What to work on:
In the records below, tally each line that contains the word "number" and give the total only.

Data entries for graphics
----

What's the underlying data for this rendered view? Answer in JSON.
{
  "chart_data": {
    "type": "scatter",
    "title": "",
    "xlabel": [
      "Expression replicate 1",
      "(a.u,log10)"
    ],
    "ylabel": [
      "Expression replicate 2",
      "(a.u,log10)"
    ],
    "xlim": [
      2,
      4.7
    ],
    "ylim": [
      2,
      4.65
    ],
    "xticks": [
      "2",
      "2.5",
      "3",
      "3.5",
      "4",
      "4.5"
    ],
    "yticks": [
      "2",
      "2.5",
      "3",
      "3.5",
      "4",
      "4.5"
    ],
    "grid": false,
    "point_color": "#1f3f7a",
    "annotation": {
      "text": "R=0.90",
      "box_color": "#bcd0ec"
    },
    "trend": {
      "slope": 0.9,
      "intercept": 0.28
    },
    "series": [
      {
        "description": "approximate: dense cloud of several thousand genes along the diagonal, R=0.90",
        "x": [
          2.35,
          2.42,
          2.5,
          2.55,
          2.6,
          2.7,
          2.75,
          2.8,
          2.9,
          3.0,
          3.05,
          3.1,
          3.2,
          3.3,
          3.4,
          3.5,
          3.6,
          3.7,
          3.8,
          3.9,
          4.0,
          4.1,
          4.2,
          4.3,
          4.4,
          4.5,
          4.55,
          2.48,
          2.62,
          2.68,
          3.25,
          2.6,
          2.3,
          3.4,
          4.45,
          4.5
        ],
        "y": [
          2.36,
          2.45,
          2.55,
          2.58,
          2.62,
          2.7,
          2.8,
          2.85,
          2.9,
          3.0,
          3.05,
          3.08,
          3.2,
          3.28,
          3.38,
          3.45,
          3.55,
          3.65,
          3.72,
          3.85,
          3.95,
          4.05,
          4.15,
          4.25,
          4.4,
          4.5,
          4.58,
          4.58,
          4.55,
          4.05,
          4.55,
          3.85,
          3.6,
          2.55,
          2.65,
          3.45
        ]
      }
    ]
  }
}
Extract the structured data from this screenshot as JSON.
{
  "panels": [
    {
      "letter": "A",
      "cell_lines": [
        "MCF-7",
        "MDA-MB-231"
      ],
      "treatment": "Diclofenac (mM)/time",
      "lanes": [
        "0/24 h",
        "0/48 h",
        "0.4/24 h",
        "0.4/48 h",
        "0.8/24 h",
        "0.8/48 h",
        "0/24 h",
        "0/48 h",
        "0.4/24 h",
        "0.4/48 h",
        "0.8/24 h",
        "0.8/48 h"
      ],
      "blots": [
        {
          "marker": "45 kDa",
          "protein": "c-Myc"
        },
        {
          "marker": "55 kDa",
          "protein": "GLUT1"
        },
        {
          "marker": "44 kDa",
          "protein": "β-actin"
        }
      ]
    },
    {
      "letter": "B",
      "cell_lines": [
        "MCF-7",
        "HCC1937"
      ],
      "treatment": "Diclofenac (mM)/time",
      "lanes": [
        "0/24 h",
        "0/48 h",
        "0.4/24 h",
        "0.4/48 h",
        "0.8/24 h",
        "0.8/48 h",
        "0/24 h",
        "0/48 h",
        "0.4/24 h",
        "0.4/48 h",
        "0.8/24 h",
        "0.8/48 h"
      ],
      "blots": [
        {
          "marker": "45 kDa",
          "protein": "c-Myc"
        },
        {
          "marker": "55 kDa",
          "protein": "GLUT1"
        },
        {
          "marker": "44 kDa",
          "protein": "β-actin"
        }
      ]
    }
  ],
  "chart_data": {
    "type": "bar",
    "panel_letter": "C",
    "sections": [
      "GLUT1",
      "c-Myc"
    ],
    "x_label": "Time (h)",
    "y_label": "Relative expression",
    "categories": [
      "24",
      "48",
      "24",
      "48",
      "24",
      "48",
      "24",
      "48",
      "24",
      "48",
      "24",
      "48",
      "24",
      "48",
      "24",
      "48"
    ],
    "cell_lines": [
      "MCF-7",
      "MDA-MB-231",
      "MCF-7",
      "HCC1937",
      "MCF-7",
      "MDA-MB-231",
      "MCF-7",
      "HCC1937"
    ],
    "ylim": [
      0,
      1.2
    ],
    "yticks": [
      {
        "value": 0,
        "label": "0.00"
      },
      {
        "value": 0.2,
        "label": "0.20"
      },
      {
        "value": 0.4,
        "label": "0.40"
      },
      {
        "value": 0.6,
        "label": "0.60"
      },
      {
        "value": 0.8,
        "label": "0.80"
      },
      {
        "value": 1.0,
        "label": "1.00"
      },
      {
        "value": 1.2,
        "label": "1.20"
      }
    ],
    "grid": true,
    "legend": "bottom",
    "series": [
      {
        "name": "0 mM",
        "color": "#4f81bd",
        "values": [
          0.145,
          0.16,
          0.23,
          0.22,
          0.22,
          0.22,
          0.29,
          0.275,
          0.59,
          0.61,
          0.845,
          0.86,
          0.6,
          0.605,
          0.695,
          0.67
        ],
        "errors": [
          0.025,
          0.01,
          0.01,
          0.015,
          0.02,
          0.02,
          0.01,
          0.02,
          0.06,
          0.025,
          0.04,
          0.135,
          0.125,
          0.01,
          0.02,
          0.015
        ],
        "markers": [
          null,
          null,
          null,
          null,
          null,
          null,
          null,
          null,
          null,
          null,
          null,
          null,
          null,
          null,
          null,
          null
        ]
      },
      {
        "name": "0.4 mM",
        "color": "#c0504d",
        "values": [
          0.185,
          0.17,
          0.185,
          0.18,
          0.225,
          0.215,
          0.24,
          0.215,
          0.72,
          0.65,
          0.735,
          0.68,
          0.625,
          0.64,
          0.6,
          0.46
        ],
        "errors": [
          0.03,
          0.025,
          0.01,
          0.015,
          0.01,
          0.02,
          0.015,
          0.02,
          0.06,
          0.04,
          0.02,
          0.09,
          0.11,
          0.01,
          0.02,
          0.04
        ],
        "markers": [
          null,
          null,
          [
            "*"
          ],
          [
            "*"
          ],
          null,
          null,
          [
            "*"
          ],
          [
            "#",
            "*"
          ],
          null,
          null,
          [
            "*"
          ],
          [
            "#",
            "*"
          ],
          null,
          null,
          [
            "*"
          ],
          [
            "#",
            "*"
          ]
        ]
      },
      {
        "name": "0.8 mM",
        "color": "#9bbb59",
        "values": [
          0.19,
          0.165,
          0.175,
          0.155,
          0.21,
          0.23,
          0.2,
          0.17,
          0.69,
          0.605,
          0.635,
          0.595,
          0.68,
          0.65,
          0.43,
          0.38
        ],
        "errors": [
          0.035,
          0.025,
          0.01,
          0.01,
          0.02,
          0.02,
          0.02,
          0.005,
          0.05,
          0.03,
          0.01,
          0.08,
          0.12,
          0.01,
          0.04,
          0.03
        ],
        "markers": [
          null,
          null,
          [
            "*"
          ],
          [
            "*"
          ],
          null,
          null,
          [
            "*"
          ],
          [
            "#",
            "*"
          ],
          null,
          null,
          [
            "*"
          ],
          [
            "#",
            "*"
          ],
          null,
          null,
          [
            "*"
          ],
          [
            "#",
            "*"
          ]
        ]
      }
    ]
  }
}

----

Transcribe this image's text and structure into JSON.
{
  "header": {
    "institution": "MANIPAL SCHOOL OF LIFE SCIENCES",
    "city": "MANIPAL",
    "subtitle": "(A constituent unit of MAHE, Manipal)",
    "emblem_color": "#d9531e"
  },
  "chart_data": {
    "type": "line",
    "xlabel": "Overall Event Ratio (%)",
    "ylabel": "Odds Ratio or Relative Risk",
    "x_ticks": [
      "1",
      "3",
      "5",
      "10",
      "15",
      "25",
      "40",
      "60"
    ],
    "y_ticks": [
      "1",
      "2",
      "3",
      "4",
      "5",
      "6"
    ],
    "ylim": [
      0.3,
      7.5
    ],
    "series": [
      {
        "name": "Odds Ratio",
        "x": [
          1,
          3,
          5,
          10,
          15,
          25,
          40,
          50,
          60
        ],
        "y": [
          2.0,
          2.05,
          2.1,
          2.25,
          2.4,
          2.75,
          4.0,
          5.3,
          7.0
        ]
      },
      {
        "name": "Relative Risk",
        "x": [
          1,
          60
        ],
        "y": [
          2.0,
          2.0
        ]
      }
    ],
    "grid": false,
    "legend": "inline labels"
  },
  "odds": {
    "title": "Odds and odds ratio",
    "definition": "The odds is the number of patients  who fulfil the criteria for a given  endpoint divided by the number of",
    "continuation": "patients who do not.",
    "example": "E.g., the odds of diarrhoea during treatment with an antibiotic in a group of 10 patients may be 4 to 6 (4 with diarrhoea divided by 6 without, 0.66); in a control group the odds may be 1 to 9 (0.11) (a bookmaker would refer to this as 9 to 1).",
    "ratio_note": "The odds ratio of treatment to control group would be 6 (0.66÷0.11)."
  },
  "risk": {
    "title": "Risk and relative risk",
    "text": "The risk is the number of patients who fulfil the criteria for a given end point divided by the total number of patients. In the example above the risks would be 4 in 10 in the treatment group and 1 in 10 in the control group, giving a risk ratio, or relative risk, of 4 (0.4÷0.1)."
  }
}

----

Response to the task:
2